*THE PROBLEM*:
Reproduce each line exactly.

*MATERIAL FOR THIS TASK*:

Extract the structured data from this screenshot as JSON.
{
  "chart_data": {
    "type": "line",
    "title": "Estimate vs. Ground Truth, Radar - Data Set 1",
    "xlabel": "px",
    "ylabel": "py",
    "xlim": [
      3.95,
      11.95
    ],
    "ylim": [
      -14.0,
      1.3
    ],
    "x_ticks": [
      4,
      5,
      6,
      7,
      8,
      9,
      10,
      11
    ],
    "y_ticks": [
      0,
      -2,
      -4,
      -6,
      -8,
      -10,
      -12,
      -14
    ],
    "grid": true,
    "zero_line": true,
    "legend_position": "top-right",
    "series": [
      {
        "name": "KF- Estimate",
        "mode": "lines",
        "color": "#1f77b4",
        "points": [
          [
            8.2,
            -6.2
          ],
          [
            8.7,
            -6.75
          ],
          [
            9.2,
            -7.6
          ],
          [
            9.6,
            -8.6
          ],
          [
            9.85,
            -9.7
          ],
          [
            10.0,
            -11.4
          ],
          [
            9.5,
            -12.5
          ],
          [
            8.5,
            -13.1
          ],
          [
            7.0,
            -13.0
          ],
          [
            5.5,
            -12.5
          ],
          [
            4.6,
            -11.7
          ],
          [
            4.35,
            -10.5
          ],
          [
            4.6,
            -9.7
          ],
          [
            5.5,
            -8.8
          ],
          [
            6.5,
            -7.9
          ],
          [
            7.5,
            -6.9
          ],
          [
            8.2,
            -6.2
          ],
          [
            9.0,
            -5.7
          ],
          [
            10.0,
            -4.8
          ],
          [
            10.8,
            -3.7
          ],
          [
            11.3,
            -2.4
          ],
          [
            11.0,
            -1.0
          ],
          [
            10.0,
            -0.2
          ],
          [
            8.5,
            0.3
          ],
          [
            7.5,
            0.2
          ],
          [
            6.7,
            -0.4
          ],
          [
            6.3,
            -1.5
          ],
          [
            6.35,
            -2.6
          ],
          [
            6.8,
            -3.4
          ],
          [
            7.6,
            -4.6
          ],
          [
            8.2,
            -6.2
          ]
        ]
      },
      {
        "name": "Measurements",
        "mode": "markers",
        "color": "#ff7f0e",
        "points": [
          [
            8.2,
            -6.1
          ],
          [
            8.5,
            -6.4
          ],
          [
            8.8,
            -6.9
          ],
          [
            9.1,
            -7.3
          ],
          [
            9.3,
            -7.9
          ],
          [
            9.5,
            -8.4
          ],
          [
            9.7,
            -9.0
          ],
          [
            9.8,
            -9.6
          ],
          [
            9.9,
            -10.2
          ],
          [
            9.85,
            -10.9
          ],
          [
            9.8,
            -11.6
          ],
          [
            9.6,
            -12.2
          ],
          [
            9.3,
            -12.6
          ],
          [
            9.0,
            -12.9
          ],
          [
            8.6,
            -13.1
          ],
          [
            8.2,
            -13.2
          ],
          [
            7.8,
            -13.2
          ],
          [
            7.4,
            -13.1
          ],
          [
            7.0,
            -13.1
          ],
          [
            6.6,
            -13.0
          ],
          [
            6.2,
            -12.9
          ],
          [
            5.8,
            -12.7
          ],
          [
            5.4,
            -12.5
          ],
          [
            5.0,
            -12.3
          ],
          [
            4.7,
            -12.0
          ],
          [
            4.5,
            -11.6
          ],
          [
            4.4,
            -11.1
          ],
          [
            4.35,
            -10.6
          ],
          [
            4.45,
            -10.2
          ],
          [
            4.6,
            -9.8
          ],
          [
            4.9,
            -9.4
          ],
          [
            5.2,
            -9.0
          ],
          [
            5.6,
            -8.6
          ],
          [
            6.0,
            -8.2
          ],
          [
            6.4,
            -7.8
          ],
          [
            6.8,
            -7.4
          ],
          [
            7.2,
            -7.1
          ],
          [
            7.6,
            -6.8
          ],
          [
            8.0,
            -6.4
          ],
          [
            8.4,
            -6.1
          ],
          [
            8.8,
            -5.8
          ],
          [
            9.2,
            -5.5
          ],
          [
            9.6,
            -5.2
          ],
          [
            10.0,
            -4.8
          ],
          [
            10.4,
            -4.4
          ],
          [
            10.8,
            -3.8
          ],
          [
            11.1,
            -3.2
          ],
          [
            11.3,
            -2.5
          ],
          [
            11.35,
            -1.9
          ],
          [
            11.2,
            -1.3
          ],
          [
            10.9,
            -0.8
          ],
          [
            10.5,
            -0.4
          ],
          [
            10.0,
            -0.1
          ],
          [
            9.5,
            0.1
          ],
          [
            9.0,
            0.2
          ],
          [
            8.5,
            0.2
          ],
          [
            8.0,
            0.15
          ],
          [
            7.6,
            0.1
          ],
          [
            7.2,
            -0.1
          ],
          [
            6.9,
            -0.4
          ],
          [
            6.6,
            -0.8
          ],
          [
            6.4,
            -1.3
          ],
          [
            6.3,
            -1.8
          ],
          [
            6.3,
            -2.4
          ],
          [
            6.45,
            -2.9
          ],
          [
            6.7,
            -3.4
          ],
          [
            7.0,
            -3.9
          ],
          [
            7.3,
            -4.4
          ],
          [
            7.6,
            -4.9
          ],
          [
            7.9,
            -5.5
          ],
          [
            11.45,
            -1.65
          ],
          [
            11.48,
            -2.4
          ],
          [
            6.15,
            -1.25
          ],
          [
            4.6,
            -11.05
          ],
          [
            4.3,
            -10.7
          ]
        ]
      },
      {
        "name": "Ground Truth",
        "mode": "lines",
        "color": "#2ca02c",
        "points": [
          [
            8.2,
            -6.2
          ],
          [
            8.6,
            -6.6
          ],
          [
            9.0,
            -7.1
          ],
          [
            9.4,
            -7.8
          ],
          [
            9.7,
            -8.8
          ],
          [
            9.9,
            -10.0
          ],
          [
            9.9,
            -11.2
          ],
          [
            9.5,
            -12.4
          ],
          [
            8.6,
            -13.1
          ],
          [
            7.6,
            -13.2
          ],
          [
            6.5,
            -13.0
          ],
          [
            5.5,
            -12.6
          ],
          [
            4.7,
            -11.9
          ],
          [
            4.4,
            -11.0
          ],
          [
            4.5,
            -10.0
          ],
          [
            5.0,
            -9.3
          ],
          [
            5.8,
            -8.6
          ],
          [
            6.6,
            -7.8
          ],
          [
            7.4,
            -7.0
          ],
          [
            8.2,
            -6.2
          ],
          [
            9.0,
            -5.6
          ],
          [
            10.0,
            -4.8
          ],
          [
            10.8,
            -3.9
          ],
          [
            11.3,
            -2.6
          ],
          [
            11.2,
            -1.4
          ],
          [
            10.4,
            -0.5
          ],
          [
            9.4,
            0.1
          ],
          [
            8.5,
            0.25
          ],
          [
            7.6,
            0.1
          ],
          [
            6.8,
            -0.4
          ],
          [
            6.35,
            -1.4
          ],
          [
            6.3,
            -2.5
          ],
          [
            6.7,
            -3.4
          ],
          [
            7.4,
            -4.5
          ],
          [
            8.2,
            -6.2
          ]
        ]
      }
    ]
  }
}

*THE SOLUTION*:
Extract the structured data from this screenshot as JSON.
{
  "chart_data": {
    "type": "line",
    "title": "Estimate vs. Ground Truth, Radar - Data Set 1",
    "xlabel": "px",
    "ylabel": "py",
    "xlim": [
      3.95,
      11.95
    ],
    "ylim": [
      -14.0,
      1.3
    ],
    "x_ticks": [
      4,
      5,
      6,
      7,
      8,
      9,
      10,
      11
    ],
    "y_ticks": [
      0,
      -2,
      -4,
      -6,
      -8,
      -10,
      -12,
      -14
    ],
    "grid": true,
    "zero_line": true,
    "legend_position": "top-right",
    "series": [
      {
        "name": "KF- Estimate",
        "mode": "lines",
        "color": "#1f77b4",
        "points": [
          [
            8.2,
            -6.2
          ],
          [
            8.7,
            -6.75
          ],
          [
            9.2,
            -7.6
          ],
          [
            9.6,
            -8.6
          ],
          [
            9.85,
            -9.7
          ],
          [
            10.0,
            -11.4
          ],
          [
            9.5,
            -12.5
          ],
          [
            8.5,
            -13.1
          ],
          [
            7.0,
            -13.0
          ],
          [
            5.5,
            -12.5
          ],
          [
            4.6,
            -11.7
          ],
          [
            4.35,
            -10.5
          ],
          [
            4.6,
            -9.7
          ],
          [
            5.5,
            -8.8
          ],
          [
            6.5,
            -7.9
          ],
          [
            7.5,
            -6.9
          ],
          [
            8.2,
            -6.2
          ],
          [
            9.0,
            -5.7
          ],
          [
            10.0,
            -4.8
          ],
          [
            10.8,
            -3.7
          ],
          [
            11.3,
            -2.4
          ],
          [
            11.0,
            -1.0
          ],
          [
            10.0,
            -0.2
          ],
          [
            8.5,
            0.3
          ],
          [
            7.5,
            0.2
          ],
          [
            6.7,
            -0.4
          ],
          [
            6.3,
            -1.5
          ],
          [
            6.35,
            -2.6
          ],
          [
            6.8,
            -3.4
          ],
          [
            7.6,
            -4.6
          ],
          [
            8.2,
            -6.2
          ]
        ]
      },
      {
        "name": "Measurements",
        "mode": "markers",
        "color": "#ff7f0e",
        "points": [
          [
            8.2,
            -6.1
          ],
          [
            8.5,
            -6.4
          ],
          [
            8.8,
            -6.9
          ],
          [
            9.1,
            -7.3
          ],
          [
            9.3,
            -7.9
          ],
          [
            9.5,
            -8.4
          ],
          [
            9.7,
            -9.0
          ],
          [
            9.8,
            -9.6
          ],
          [
            9.9,
            -10.2
          ],
          [
            9.85,
            -10.9
          ],
          [
            9.8,
            -11.6
          ],
          [
            9.6,
            -12.2
          ],
          [
            9.3,
            -12.6
          ],
          [
            9.0,
            -12.9
          ],
          [
            8.6,
            -13.1
          ],
          [
            8.2,
            -13.2
          ],
          [
            7.8,
            -13.2
          ],
          [
            7.4,
            -13.1
          ],
          [
            7.0,
            -13.1
          ],
          [
            6.6,
            -13.0
          ],
          [
            6.2,
            -12.9
          ],
          [
            5.8,
            -12.7
          ],
          [
            5.4,
            -12.5
          ],
          [
            5.0,
            -12.3
          ],
          [
            4.7,
            -12.0
          ],
          [
            4.5,
            -11.6
          ],
          [
            4.4,
            -11.1
          ],
          [
            4.35,
            -10.6
          ],
          [
            4.45,
            -10.2
          ],
          [
            4.6,
            -9.8
          ],
          [
            4.9,
            -9.4
          ],
          [
            5.2,
            -9.0
          ],
          [
            5.6,
            -8.6
          ],
          [
            6.0,
            -8.2
          ],
          [
            6.4,
            -7.8
          ],
          [
            6.8,
            -7.4
          ],
          [
            7.2,
            -7.1
          ],
          [
            7.6,
            -6.8
          ],
          [
            8.0,
            -6.4
          ],
          [
            8.4,
            -6.1
          ],
          [
            8.8,
            -5.8
          ],
          [
            9.2,
            -5.5
          ],
          [
            9.6,
            -5.2
          ],
          [
            10.0,
            -4.8
          ],
          [
            10.4,
            -4.4
          ],
          [
            10.8,
            -3.8
          ],
          [
            11.1,
            -3.2
          ],
          [
            11.3,
            -2.5
          ],
          [
            11.35,
            -1.9
          ],
          [
            11.2,
            -1.3
          ],
          [
            10.9,
            -0.8
          ],
          [
            10.5,
            -0.4
          ],
          [
            10.0,
            -0.1
          ],
          [
            9.5,
            0.1
          ],
          [
            9.0,
            0.2
          ],
          [
            8.5,
            0.2
          ],
          [
            8.0,
            0.15
          ],
          [
            7.6,
            0.1
          ],
          [
            7.2,
            -0.1
          ],
          [
            6.9,
            -0.4
          ],
          [
            6.6,
            -0.8
          ],
          [
            6.4,
            -1.3
          ],
          [
            6.3,
            -1.8
          ],
          [
            6.3,
            -2.4
          ],
          [
            6.45,
            -2.9
          ],
          [
            6.7,
            -3.4
          ],
          [
            7.0,
            -3.9
          ],
          [
            7.3,
            -4.4
          ],
          [
            7.6,
            -4.9
          ],
          [
            7.9,
            -5.5
          ],
          [
            11.45,
            -1.65
          ],
          [
            11.48,
            -2.4
          ],
          [
            6.15,
            -1.25
          ],
          [
            4.6,
            -11.05
          ],
          [
            4.3,
            -10.7
          ]
        ]
      },
      {
        "name": "Ground Truth",
        "mode": "lines",
        "color": "#2ca02c",
        "points": [
          [
            8.2,
            -6.2
          ],
          [
            8.6,
            -6.6
          ],
          [
            9.0,
            -7.1
          ],
          [
            9.4,
            -7.8
          ],
          [
            9.7,
            -8.8
          ],
          [
            9.9,
            -10.0
          ],
          [
            9.9,
            -11.2
          ],
          [
            9.5,
            -12.4
          ],
          [
            8.6,
            -13.1
          ],
          [
            7.6,
            -13.2
          ],
          [
            6.5,
            -13.0
          ],
          [
            5.5,
            -12.6
          ],
          [
            4.7,
            -11.9
          ],
          [
            4.4,
            -11.0
          ],
          [
            4.5,
            -10.0
          ],
          [
            5.0,
            -9.3
          ],
          [
            5.8,
            -8.6
          ],
          [
            6.6,
            -7.8
          ],
          [
            7.4,
            -7.0
          ],
          [
            8.2,
            -6.2
          ],
          [
            9.0,
            -5.6
          ],
          [
            10.0,
            -4.8
          ],
          [
            10.8,
            -3.9
          ],
          [
            11.3,
            -2.6
          ],
          [
            11.2,
            -1.4
          ],
          [
            10.4,
            -0.5
          ],
          [
            9.4,
            0.1
          ],
          [
            8.5,
            0.25
          ],
          [
            7.6,
            0.1
          ],
          [
            6.8,
            -0.4
          ],
          [
            6.35,
            -1.4
          ],
          [
            6.3,
            -2.5
          ],
          [
            6.7,
            -3.4
          ],
          [
            7.4,
            -4.5
          ],
          [
            8.2,
            -6.2
          ]
        ]
      }
    ]
  }
}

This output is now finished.